▶ _RECORDS FOR PROCESSING_:

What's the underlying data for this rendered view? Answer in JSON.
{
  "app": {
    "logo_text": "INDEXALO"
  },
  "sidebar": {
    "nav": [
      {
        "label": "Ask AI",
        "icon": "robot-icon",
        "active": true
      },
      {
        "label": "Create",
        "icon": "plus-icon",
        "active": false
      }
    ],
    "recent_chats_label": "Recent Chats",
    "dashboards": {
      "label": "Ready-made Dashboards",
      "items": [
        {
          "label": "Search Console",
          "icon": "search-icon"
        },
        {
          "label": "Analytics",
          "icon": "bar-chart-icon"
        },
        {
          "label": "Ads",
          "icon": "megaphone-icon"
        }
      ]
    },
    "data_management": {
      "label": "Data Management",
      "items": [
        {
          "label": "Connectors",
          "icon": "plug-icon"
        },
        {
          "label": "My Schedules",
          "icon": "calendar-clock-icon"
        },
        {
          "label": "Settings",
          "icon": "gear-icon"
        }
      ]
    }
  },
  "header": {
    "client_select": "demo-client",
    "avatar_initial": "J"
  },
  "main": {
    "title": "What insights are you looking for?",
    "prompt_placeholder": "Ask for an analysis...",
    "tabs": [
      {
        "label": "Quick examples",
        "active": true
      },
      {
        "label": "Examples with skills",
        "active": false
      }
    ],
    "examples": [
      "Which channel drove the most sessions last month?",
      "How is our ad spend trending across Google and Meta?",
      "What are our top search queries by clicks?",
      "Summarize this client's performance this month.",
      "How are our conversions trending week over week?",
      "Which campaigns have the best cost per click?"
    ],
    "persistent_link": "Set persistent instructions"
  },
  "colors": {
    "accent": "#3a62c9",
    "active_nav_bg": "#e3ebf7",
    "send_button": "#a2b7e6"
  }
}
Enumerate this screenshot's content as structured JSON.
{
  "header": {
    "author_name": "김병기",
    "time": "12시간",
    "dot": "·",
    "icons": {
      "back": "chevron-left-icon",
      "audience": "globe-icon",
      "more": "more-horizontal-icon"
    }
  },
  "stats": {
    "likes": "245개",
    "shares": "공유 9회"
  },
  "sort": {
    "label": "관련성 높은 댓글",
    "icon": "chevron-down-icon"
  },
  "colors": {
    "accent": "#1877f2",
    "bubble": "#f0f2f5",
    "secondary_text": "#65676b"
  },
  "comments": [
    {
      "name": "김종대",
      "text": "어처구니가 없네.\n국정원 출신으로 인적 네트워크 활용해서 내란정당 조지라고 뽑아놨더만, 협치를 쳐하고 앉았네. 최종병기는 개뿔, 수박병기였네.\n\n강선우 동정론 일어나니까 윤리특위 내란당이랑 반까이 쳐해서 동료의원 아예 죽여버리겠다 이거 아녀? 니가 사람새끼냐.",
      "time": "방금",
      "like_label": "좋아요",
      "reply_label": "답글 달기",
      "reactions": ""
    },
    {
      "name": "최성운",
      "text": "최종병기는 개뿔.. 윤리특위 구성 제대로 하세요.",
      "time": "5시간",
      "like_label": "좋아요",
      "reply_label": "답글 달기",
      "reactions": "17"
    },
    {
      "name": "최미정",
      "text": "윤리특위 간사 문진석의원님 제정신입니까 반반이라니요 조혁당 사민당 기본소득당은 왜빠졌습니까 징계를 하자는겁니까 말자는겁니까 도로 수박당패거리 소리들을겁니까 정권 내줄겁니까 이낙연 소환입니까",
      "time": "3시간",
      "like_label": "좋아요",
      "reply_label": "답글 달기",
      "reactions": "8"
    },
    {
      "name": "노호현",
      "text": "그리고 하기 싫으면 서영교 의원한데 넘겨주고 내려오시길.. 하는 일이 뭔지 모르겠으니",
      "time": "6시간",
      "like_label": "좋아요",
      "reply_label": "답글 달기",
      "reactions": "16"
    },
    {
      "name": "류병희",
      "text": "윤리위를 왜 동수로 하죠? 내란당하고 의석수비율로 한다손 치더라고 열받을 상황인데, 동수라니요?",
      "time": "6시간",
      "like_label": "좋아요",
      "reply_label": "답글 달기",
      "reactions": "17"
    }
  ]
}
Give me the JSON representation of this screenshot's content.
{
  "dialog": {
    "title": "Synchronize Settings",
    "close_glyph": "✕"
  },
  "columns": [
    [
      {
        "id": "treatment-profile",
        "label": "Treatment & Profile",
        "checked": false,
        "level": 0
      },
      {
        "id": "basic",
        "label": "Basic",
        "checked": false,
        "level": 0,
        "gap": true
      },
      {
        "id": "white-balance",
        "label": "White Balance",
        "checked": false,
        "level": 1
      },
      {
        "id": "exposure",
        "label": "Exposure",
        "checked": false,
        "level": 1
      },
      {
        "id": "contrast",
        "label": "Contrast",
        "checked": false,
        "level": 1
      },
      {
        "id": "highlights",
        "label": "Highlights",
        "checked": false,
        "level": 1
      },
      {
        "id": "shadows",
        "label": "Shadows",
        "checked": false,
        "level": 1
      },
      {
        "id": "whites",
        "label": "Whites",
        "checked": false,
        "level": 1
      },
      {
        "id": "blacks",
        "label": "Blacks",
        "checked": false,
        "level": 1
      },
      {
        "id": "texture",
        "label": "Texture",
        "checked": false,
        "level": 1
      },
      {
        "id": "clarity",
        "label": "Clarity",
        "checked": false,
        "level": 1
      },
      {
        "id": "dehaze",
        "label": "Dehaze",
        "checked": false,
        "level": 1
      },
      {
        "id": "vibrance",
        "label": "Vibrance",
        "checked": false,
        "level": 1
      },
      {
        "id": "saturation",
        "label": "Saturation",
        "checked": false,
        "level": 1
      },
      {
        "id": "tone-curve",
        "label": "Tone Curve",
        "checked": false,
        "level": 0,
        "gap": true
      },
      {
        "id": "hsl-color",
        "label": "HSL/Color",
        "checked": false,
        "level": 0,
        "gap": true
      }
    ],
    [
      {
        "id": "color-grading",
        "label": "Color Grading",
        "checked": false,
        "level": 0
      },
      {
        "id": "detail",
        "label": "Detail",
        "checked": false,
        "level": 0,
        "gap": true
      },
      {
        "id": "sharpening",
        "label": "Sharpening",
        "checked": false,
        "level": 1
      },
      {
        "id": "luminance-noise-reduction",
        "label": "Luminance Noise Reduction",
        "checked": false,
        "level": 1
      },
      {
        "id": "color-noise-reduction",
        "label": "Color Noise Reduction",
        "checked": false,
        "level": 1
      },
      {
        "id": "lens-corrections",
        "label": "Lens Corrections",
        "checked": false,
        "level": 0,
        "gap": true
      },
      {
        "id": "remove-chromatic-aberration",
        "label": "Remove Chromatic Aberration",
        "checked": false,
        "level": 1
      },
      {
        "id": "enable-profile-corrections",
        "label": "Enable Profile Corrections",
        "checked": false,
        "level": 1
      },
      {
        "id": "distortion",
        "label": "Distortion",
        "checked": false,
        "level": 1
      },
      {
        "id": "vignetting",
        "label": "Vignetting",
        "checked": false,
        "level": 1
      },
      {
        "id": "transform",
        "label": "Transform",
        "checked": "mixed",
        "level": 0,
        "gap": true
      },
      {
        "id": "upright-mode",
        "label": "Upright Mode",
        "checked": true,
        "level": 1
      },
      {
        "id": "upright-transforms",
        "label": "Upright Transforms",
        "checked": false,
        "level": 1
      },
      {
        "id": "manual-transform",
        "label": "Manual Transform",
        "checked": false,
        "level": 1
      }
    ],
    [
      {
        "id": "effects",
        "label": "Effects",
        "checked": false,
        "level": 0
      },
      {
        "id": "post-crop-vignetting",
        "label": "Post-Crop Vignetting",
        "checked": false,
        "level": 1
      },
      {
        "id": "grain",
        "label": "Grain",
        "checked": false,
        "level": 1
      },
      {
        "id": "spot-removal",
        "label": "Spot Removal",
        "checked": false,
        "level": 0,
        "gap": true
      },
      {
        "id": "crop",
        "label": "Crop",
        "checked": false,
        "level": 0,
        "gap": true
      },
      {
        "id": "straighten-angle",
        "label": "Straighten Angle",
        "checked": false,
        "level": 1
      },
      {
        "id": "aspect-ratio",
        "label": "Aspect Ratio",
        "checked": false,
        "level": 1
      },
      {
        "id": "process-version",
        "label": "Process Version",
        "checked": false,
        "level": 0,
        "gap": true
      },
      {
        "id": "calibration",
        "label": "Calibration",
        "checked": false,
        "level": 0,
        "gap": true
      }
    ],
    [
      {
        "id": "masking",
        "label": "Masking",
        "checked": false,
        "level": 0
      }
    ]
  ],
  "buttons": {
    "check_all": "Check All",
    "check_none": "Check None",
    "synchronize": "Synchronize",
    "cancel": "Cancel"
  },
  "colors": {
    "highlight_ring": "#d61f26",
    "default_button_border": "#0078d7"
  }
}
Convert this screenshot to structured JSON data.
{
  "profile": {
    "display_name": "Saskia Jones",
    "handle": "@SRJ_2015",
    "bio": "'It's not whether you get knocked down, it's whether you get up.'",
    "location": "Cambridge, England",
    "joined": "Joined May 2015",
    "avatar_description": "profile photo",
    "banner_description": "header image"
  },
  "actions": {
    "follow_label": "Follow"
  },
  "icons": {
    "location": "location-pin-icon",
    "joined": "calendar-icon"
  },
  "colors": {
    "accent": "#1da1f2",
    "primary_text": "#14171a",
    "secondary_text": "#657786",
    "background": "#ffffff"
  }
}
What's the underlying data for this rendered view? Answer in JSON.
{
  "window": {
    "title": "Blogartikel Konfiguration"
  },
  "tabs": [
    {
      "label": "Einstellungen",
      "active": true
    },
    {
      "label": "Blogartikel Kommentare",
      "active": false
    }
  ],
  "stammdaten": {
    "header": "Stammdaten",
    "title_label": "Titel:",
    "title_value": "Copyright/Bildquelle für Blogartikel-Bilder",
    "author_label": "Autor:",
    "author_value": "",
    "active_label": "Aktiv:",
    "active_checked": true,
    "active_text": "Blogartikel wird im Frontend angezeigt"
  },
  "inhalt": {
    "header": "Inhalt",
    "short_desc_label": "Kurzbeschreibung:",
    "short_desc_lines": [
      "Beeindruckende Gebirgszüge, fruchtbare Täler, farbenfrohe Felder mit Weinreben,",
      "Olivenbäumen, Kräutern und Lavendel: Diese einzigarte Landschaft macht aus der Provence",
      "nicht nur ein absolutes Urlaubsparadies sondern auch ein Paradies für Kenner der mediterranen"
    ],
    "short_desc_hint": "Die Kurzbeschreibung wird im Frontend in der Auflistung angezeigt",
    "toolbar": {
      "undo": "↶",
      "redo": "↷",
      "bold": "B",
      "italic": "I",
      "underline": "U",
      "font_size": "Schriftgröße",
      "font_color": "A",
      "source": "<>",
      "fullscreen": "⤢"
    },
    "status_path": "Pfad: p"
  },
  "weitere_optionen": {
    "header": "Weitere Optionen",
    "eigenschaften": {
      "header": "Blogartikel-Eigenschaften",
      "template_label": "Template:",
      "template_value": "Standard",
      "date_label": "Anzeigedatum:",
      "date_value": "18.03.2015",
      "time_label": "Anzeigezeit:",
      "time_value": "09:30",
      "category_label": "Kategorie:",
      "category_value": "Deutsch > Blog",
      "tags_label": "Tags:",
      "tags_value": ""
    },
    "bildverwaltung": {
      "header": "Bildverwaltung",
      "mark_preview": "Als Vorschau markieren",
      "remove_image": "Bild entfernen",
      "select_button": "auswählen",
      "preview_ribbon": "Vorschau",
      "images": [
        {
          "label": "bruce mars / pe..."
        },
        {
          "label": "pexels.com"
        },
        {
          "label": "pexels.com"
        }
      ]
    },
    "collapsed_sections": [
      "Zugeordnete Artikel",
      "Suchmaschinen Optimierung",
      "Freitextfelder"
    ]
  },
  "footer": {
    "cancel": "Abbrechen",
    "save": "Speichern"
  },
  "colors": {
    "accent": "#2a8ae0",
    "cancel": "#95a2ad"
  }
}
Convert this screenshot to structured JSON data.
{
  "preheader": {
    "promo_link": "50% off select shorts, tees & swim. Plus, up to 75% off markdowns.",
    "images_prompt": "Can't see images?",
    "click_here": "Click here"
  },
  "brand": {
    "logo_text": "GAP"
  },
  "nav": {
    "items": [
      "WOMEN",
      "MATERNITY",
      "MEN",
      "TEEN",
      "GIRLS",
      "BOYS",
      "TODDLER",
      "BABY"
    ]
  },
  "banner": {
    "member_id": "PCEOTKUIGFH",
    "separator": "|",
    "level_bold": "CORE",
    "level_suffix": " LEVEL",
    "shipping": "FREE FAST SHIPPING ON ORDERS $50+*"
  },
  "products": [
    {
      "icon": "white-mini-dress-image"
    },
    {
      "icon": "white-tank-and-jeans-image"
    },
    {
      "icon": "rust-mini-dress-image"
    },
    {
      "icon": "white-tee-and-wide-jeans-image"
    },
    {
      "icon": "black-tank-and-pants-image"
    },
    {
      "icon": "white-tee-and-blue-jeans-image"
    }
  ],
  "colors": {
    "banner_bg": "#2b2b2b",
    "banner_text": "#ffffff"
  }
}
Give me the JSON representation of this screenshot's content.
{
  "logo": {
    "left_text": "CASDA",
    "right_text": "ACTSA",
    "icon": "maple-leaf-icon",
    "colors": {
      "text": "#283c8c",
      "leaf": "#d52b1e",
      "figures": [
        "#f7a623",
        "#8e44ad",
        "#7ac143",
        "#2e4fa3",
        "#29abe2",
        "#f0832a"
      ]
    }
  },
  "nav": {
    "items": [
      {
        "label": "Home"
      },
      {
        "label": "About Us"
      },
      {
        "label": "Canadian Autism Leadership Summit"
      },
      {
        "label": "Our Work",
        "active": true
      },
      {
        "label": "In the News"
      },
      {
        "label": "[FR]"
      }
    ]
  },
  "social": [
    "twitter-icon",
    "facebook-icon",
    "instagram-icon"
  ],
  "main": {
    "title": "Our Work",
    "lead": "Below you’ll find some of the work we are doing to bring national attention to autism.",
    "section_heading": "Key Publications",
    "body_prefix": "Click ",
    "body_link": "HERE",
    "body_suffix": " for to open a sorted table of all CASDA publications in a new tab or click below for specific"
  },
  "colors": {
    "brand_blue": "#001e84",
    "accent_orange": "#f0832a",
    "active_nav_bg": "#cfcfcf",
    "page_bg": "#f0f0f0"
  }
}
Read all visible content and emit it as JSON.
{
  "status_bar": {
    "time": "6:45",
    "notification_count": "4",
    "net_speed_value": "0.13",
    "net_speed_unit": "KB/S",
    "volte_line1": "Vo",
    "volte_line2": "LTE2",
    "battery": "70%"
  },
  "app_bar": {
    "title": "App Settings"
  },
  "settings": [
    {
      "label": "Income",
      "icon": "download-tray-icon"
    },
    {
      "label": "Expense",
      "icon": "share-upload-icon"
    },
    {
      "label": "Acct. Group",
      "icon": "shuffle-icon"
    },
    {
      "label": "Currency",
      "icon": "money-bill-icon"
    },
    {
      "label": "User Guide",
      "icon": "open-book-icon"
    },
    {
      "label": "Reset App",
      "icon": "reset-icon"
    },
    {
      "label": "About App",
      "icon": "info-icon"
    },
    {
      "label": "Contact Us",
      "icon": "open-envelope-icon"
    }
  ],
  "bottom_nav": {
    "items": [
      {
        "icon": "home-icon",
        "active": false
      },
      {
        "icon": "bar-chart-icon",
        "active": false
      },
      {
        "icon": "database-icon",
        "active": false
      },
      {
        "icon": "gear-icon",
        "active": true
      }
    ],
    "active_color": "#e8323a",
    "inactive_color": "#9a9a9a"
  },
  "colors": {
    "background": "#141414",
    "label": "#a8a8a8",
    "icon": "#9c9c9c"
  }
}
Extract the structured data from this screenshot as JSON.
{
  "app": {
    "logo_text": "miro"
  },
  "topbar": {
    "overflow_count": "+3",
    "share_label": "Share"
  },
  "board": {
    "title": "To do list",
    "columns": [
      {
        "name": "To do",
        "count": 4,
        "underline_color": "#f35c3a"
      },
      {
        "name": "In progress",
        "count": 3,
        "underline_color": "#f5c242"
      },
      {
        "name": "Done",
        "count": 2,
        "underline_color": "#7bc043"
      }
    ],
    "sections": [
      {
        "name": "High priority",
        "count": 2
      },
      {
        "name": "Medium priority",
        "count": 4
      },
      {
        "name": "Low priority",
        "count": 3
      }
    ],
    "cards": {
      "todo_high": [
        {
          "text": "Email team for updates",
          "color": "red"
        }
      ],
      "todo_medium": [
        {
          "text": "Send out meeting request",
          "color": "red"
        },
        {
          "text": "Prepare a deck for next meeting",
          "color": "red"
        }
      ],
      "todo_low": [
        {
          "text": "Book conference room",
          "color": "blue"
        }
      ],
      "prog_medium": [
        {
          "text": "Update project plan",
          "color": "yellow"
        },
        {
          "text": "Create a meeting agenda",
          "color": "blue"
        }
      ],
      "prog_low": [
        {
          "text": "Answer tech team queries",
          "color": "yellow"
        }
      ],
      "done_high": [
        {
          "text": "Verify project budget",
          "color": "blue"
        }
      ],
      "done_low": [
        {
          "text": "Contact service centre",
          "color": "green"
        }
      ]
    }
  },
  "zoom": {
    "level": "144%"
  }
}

▶ _WRITTEN INSTRUCTION_:
Determine the number of lines in the listing that hold the word "Frontend", and supply that number and nothing further.

▶ _TASK RESULT_:
2